§ **SET TASK**
Would you write out the entries below, every one of them, exactly?

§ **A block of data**
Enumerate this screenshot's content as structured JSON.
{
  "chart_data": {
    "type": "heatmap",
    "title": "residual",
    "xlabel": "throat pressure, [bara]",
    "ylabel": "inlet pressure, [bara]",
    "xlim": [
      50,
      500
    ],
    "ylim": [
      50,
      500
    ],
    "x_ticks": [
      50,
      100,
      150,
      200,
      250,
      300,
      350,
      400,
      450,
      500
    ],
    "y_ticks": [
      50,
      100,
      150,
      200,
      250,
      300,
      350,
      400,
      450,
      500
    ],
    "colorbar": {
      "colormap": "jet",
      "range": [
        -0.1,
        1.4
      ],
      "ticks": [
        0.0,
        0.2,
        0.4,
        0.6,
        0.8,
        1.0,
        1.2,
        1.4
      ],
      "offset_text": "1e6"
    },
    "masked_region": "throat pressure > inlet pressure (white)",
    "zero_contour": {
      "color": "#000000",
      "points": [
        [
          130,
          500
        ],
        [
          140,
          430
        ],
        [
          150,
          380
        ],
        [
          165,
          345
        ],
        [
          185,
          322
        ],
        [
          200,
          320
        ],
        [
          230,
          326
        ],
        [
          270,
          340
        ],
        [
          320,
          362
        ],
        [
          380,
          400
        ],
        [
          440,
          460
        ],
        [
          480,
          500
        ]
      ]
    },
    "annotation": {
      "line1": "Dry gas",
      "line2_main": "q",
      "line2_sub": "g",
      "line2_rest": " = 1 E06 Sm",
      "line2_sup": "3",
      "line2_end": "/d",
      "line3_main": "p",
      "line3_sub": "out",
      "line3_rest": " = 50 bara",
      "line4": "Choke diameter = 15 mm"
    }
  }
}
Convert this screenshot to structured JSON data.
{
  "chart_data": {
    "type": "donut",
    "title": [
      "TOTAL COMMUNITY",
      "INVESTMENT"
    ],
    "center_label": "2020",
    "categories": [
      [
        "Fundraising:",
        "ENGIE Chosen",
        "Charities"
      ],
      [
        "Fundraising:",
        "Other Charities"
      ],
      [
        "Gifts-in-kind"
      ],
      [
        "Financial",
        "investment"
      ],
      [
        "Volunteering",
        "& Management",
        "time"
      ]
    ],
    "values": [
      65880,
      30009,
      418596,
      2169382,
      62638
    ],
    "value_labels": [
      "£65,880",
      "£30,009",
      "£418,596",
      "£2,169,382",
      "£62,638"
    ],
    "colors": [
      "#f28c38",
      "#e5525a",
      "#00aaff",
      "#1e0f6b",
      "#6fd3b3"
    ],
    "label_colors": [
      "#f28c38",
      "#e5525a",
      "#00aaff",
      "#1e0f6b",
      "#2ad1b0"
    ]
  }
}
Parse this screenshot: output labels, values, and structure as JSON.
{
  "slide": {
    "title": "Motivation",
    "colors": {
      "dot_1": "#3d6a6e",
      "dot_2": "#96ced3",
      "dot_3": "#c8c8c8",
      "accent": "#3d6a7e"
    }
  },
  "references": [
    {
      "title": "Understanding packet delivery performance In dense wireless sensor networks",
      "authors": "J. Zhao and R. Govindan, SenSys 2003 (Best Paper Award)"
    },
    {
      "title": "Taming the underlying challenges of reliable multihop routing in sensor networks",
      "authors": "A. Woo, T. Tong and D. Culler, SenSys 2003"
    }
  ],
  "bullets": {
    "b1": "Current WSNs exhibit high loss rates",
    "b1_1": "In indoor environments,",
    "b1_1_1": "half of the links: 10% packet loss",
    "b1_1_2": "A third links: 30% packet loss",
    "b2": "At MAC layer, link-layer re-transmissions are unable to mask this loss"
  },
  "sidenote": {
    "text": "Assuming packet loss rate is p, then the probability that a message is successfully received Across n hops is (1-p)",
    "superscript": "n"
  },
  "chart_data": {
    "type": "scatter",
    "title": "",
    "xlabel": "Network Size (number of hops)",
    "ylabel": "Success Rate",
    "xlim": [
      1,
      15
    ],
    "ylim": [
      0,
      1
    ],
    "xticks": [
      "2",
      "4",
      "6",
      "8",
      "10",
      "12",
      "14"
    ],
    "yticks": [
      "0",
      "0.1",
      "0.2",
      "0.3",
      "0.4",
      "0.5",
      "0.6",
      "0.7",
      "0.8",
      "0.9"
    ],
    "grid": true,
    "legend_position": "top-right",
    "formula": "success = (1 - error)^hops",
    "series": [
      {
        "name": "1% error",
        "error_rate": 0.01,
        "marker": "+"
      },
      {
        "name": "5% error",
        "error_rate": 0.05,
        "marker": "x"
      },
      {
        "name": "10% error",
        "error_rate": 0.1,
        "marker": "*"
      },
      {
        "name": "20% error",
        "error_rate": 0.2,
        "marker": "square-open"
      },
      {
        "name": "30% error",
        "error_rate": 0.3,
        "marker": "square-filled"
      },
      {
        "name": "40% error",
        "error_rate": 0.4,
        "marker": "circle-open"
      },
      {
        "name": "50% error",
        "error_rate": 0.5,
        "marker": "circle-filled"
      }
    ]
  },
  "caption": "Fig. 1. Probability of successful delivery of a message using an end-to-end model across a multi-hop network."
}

§ **RESULT FOR THIS EXERCISE**
Enumerate this screenshot's content as structured JSON.
{
  "chart_data": {
    "type": "heatmap",
    "title": "residual",
    "xlabel": "throat pressure, [bara]",
    "ylabel": "inlet pressure, [bara]",
    "xlim": [
      50,
      500
    ],
    "ylim": [
      50,
      500
    ],
    "x_ticks": [
      50,
      100,
      150,
      200,
      250,
      300,
      350,
      400,
      450,
      500
    ],
    "y_ticks": [
      50,
      100,
      150,
      200,
      250,
      300,
      350,
      400,
      450,
      500
    ],
    "colorbar": {
      "colormap": "jet",
      "range": [
        -0.1,
        1.4
      ],
      "ticks": [
        0.0,
        0.2,
        0.4,
        0.6,
        0.8,
        1.0,
        1.2,
        1.4
      ],
      "offset_text": "1e6"
    },
    "masked_region": "throat pressure > inlet pressure (white)",
    "zero_contour": {
      "color": "#000000",
      "points": [
        [
          130,
          500
        ],
        [
          140,
          430
        ],
        [
          150,
          380
        ],
        [
          165,
          345
        ],
        [
          185,
          322
        ],
        [
          200,
          320
        ],
        [
          230,
          326
        ],
        [
          270,
          340
        ],
        [
          320,
          362
        ],
        [
          380,
          400
        ],
        [
          440,
          460
        ],
        [
          480,
          500
        ]
      ]
    },
    "annotation": {
      "line1": "Dry gas",
      "line2_main": "q",
      "line2_sub": "g",
      "line2_rest": " = 1 E06 Sm",
      "line2_sup": "3",
      "line2_end": "/d",
      "line3_main": "p",
      "line3_sub": "out",
      "line3_rest": " = 50 bara",
      "line4": "Choke diameter = 15 mm"
    }
  }
}
Convert this screenshot to structured JSON data.
{
  "chart_data": {
    "type": "donut",
    "title": [
      "TOTAL COMMUNITY",
      "INVESTMENT"
    ],
    "center_label": "2020",
    "categories": [
      [
        "Fundraising:",
        "ENGIE Chosen",
        "Charities"
      ],
      [
        "Fundraising:",
        "Other Charities"
      ],
      [
        "Gifts-in-kind"
      ],
      [
        "Financial",
        "investment"
      ],
      [
        "Volunteering",
        "& Management",
        "time"
      ]
    ],
    "values": [
      65880,
      30009,
      418596,
      2169382,
      62638
    ],
    "value_labels": [
      "£65,880",
      "£30,009",
      "£418,596",
      "£2,169,382",
      "£62,638"
    ],
    "colors": [
      "#f28c38",
      "#e5525a",
      "#00aaff",
      "#1e0f6b",
      "#6fd3b3"
    ],
    "label_colors": [
      "#f28c38",
      "#e5525a",
      "#00aaff",
      "#1e0f6b",
      "#2ad1b0"
    ]
  }
}
Parse this screenshot: output labels, values, and structure as JSON.
{
  "slide": {
    "title": "Motivation",
    "colors": {
      "dot_1": "#3d6a6e",
      "dot_2": "#96ced3",
      "dot_3": "#c8c8c8",
      "accent": "#3d6a7e"
    }
  },
  "references": [
    {
      "title": "Understanding packet delivery performance In dense wireless sensor networks",
      "authors": "J. Zhao and R. Govindan, SenSys 2003 (Best Paper Award)"
    },
    {
      "title": "Taming the underlying challenges of reliable multihop routing in sensor networks",
      "authors": "A. Woo, T. Tong and D. Culler, SenSys 2003"
    }
  ],
  "bullets": {
    "b1": "Current WSNs exhibit high loss rates",
    "b1_1": "In indoor environments,",
    "b1_1_1": "half of the links: 10% packet loss",
    "b1_1_2": "A third links: 30% packet loss",
    "b2": "At MAC layer, link-layer re-transmissions are unable to mask this loss"
  },
  "sidenote": {
    "text": "Assuming packet loss rate is p, then the probability that a message is successfully received Across n hops is (1-p)",
    "superscript": "n"
  },
  "chart_data": {
    "type": "scatter",
    "title": "",
    "xlabel": "Network Size (number of hops)",
    "ylabel": "Success Rate",
    "xlim": [
      1,
      15
    ],
    "ylim": [
      0,
      1
    ],
    "xticks": [
      "2",
      "4",
      "6",
      "8",
      "10",
      "12",
      "14"
    ],
    "yticks": [
      "0",
      "0.1",
      "0.2",
      "0.3",
      "0.4",
      "0.5",
      "0.6",
      "0.7",
      "0.8",
      "0.9"
    ],
    "grid": true,
    "legend_position": "top-right",
    "formula": "success = (1 - error)^hops",
    "series": [
      {
        "name": "1% error",
        "error_rate": 0.01,
        "marker": "+"
      },
      {
        "name": "5% error",
        "error_rate": 0.05,
        "marker": "x"
      },
      {
        "name": "10% error",
        "error_rate": 0.1,
        "marker": "*"
      },
      {
        "name": "20% error",
        "error_rate": 0.2,
        "marker": "square-open"
      },
      {
        "name": "30% error",
        "error_rate": 0.3,
        "marker": "square-filled"
      },
      {
        "name": "40% error",
        "error_rate": 0.4,
        "marker": "circle-open"
      },
      {
        "name": "50% error",
        "error_rate": 0.5,
        "marker": "circle-filled"
      }
    ]
  },
  "caption": "Fig. 1. Probability of successful delivery of a message using an end-to-end model across a multi-hop network."
}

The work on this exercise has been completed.